**Given exercise**: Find and return each line containing "guitar".

(A block of data)
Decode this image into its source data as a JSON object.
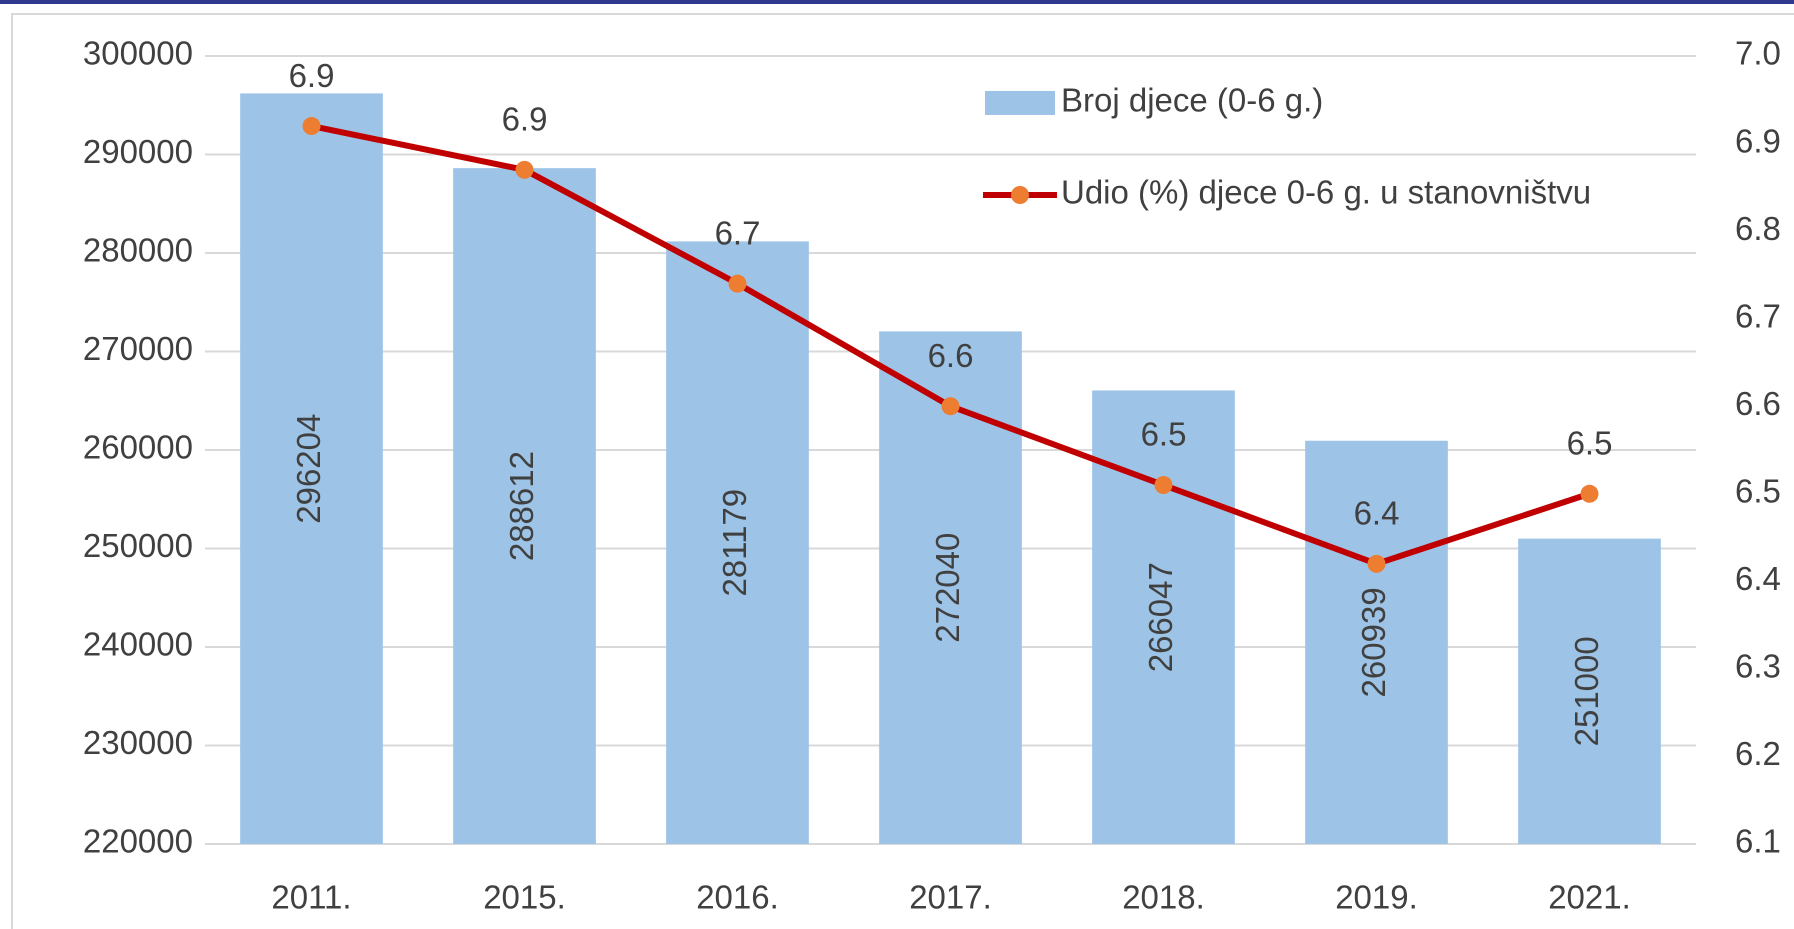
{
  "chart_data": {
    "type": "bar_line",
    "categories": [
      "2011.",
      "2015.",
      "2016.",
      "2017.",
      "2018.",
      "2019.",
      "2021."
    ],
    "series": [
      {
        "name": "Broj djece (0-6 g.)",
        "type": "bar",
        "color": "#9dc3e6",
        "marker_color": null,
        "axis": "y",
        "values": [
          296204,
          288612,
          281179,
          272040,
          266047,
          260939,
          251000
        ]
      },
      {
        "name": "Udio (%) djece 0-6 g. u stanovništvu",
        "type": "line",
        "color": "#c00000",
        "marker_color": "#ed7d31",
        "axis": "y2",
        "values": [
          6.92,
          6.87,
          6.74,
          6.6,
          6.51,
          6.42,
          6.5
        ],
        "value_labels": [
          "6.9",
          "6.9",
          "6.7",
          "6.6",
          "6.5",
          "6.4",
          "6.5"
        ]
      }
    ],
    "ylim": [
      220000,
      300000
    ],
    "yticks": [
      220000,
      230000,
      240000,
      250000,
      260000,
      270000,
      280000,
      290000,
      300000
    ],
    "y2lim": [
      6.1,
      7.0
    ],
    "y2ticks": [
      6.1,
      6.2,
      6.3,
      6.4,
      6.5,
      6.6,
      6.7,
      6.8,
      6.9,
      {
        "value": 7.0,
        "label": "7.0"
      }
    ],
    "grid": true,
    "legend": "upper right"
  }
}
==
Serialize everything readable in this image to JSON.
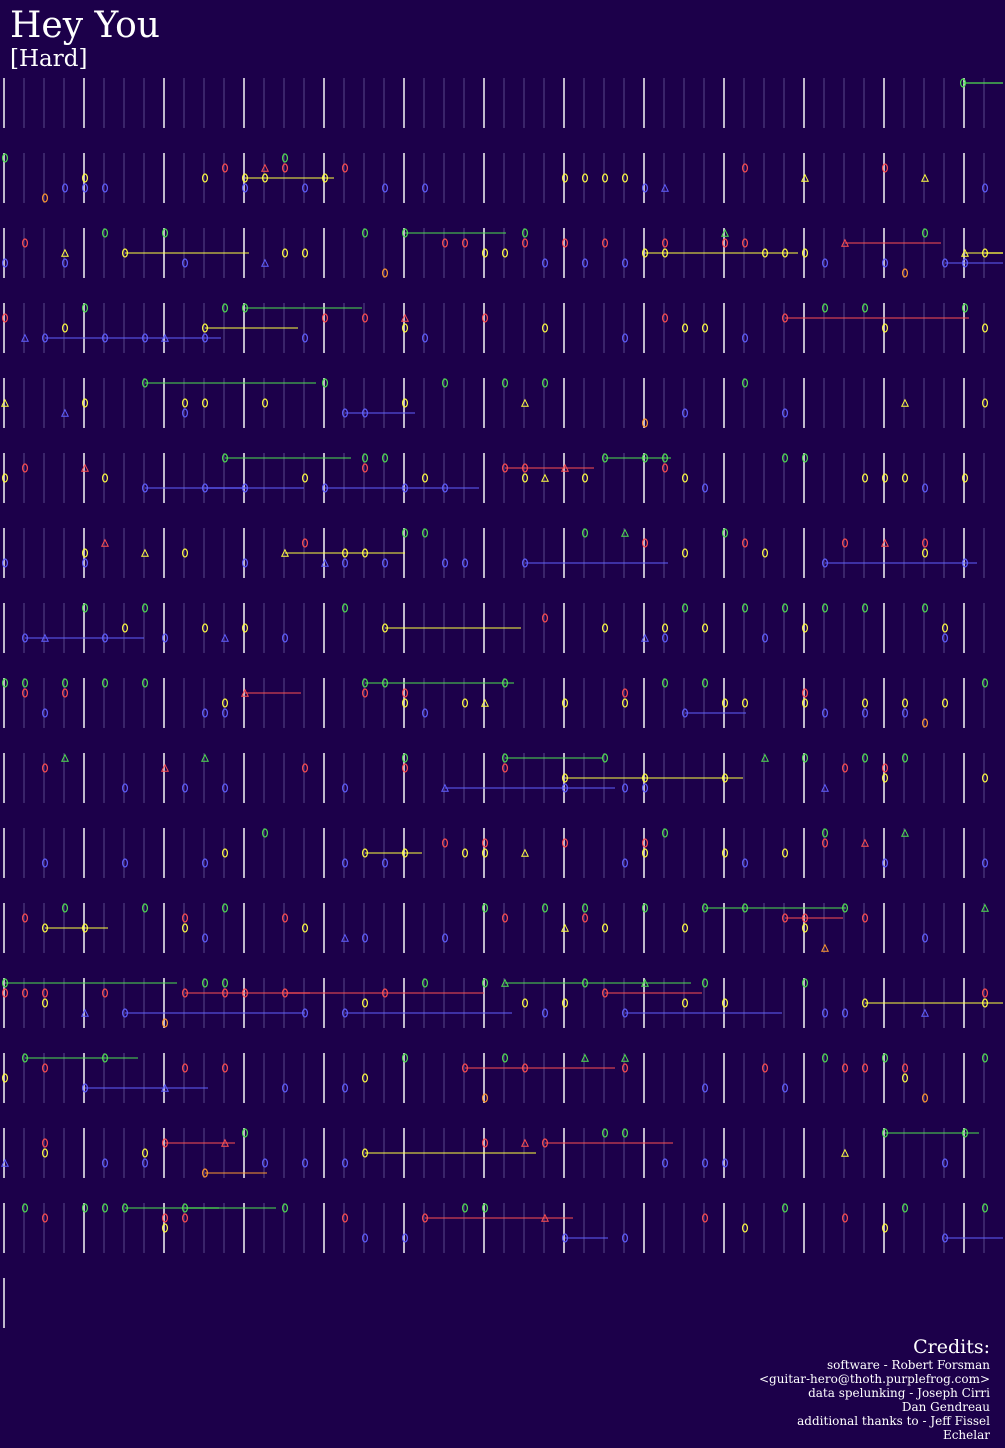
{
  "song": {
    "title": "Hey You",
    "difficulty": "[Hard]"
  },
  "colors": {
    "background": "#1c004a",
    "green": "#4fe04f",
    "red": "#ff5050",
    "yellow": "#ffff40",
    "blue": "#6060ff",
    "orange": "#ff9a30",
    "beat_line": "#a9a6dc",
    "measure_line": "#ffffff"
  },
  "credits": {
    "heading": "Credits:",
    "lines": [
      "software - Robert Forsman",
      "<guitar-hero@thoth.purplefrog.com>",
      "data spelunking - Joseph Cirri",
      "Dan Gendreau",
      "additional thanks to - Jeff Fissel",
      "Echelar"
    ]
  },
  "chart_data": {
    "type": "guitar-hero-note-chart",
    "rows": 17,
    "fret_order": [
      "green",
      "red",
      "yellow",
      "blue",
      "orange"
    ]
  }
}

**Finished task**:
      "<guitar-hero@thoth.purplefrog.com>",
    "type": "guitar-hero-note-chart",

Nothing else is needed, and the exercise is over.